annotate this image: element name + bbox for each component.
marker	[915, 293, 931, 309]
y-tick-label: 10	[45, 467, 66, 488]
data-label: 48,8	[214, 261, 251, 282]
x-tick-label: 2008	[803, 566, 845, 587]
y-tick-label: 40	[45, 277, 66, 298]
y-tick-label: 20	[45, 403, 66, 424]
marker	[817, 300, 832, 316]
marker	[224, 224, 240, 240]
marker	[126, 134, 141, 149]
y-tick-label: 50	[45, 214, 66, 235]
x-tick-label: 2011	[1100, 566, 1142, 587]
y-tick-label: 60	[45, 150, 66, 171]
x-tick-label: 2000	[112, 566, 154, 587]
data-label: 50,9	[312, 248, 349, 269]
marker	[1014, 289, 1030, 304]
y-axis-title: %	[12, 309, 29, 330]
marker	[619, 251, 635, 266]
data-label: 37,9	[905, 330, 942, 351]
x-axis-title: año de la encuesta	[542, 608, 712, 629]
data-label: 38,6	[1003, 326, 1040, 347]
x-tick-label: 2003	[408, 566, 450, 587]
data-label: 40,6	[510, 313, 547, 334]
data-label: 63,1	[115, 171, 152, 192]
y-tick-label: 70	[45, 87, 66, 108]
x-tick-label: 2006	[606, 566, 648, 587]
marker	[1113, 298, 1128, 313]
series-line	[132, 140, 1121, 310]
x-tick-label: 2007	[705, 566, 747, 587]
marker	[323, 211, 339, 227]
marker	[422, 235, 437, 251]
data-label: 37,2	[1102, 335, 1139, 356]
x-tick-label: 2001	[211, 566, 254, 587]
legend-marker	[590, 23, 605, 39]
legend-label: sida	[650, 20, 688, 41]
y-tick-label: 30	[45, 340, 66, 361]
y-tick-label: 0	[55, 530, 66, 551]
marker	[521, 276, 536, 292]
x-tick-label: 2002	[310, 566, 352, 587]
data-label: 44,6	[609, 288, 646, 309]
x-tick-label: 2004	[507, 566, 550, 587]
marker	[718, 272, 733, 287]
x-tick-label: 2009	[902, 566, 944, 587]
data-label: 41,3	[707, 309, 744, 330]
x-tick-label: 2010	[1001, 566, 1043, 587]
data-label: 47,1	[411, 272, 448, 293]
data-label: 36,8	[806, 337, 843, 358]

=-=-=-=-=

Exercise objective:
Retype the items word for word, from the first line up to and including the line with "330, 942, 351]".

Complete answer:
annotate this image: element name + bbox for each component.
marker	[915, 293, 931, 309]
y-tick-label: 10	[45, 467, 66, 488]
data-label: 48,8	[214, 261, 251, 282]
x-tick-label: 2008	[803, 566, 845, 587]
y-tick-label: 40	[45, 277, 66, 298]
y-tick-label: 20	[45, 403, 66, 424]
marker	[817, 300, 832, 316]
marker	[224, 224, 240, 240]
marker	[126, 134, 141, 149]
y-tick-label: 50	[45, 214, 66, 235]
x-tick-label: 2011	[1100, 566, 1142, 587]
y-tick-label: 60	[45, 150, 66, 171]
x-tick-label: 2000	[112, 566, 154, 587]
data-label: 50,9	[312, 248, 349, 269]
marker	[1014, 289, 1030, 304]
y-axis-title: %	[12, 309, 29, 330]
marker	[619, 251, 635, 266]
data-label: 37,9	[905, 330, 942, 351]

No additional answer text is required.